**WORKING DATA**
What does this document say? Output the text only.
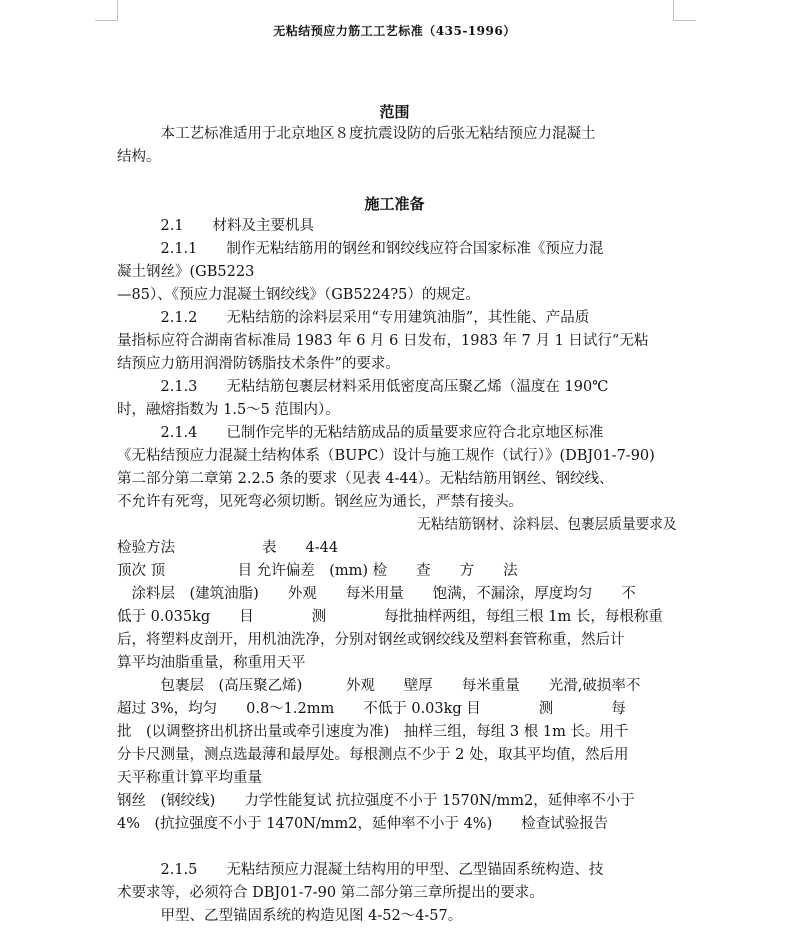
无粘结预应力筋工工艺标准（435-1996）
范围
　　　本工艺标准适用于北京地区８度抗震设防的后张无粘结预应力混凝土
结构。
施工准备
　　　2.1　　材料及主要机具
　　　2.1.1　　制作无粘结筋用的钢丝和钢绞线应符合国家标准《预应力混
凝土钢丝》(GB5223
—85）、《预应力混凝土钢绞线》（GB5224?5）的规定。
　　　2.1.2　　无粘结筋的涂料层采用“专用建筑油脂”，其性能、产品质
量指标应符合湖南省标准局 1983 年 6 月 6 日发布，1983 年 7 月 1 日试行“无粘
结预应力筋用润滑防锈脂技术条件”的要求。
　　　2.1.3　　无粘结筋包裹层材料采用低密度高压聚乙烯（温度在 190℃
时，融熔指数为 1.5～5 范围内）。
　　　2.1.4　　已制作完毕的无粘结筋成品的质量要求应符合北京地区标准
《无粘结预应力混凝土结构体系（BUPC）设计与施工规作（试行）》(DBJ01-7-90)
第二部分第二章第 2.2.5 条的要求（见表 4-44）。无粘结筋用钢丝、钢绞线、
不允许有死弯，见死弯必须切断。钢丝应为通长，严禁有接头。
　　　　　　　　　　　　　　　　　　　　　　无粘结筋钢材、涂料层、包裹层质量要求及
检验方法　　　　　　表　　4-44
顶次 顶　　　　　目 允许偏差　(mm) 检　　查　　方　　法
　涂料层　(建筑油脂)　　外观　　每米用量　　饱满，不漏涂，厚度均匀　　不
低于 0.035kg　　目　　　　测　　　　每批抽样两组，每组三根 1m 长，每根称重
后，将塑料皮剖开，用机油洗净，分别对钢丝或钢绞线及塑料套管称重，然后计
算平均油脂重量，称重用天平
　　　包裹层　(高压聚乙烯)　　　外观　　壁厚　　每米重量　　光滑,破损率不
超过 3%，均匀　　0.8～1.2mm　　不低于 0.03kg 目　　　　测　　　　每
批　(以调整挤出机挤出量或牵引速度为准)　抽样三组，每组 3 根 1m 长。用千
分卡尺测量，测点选最薄和最厚处。每根测点不少于 2 处，取其平均值，然后用
天平称重计算平均重量
钢丝　(钢绞线)　　力学性能复试 抗拉强度不小于 1570N/mm2，延伸率不小于
4%　(抗拉强度不小于 1470N/mm2，延伸率不小于 4%)　　检查试验报告
　　　2.1.5　　无粘结预应力混凝土结构用的甲型、乙型锚固系统构造、技
术要求等，必须符合 DBJ01-7-90 第二部分第三章所提出的要求。
　　　甲型、乙型锚固系统的构造见图 4-52～4-57。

**PROBLEM STATEMENT**
All the lines above are to be given again exactly as they read, with the pictures removed.

**ANSWER BELOW**
What does this document say? Output the text only.
无粘结预应力筋工工艺标准（435-1996）
范围
　　　本工艺标准适用于北京地区８度抗震设防的后张无粘结预应力混凝土
结构。
施工准备
　　　2.1　　材料及主要机具
　　　2.1.1　　制作无粘结筋用的钢丝和钢绞线应符合国家标准《预应力混
凝土钢丝》(GB5223
—85）、《预应力混凝土钢绞线》（GB5224?5）的规定。
　　　2.1.2　　无粘结筋的涂料层采用“专用建筑油脂”，其性能、产品质
量指标应符合湖南省标准局 1983 年 6 月 6 日发布，1983 年 7 月 1 日试行“无粘
结预应力筋用润滑防锈脂技术条件”的要求。
　　　2.1.3　　无粘结筋包裹层材料采用低密度高压聚乙烯（温度在 190℃
时，融熔指数为 1.5～5 范围内）。
　　　2.1.4　　已制作完毕的无粘结筋成品的质量要求应符合北京地区标准
《无粘结预应力混凝土结构体系（BUPC）设计与施工规作（试行）》(DBJ01-7-90)
第二部分第二章第 2.2.5 条的要求（见表 4-44）。无粘结筋用钢丝、钢绞线、
不允许有死弯，见死弯必须切断。钢丝应为通长，严禁有接头。
　　　　　　　　　　　　　　　　　　　　　　无粘结筋钢材、涂料层、包裹层质量要求及
检验方法　　　　　　表　　4-44
顶次 顶　　　　　目 允许偏差　(mm) 检　　查　　方　　法
　涂料层　(建筑油脂)　　外观　　每米用量　　饱满，不漏涂，厚度均匀　　不
低于 0.035kg　　目　　　　测　　　　每批抽样两组，每组三根 1m 长，每根称重
后，将塑料皮剖开，用机油洗净，分别对钢丝或钢绞线及塑料套管称重，然后计
算平均油脂重量，称重用天平
　　　包裹层　(高压聚乙烯)　　　外观　　壁厚　　每米重量　　光滑,破损率不
超过 3%，均匀　　0.8～1.2mm　　不低于 0.03kg 目　　　　测　　　　每
批　(以调整挤出机挤出量或牵引速度为准)　抽样三组，每组 3 根 1m 长。用千
分卡尺测量，测点选最薄和最厚处。每根测点不少于 2 处，取其平均值，然后用
天平称重计算平均重量
钢丝　(钢绞线)　　力学性能复试 抗拉强度不小于 1570N/mm2，延伸率不小于
4%　(抗拉强度不小于 1470N/mm2，延伸率不小于 4%)　　检查试验报告
　　　2.1.5　　无粘结预应力混凝土结构用的甲型、乙型锚固系统构造、技
术要求等，必须符合 DBJ01-7-90 第二部分第三章所提出的要求。
　　　甲型、乙型锚固系统的构造见图 4-52～4-57。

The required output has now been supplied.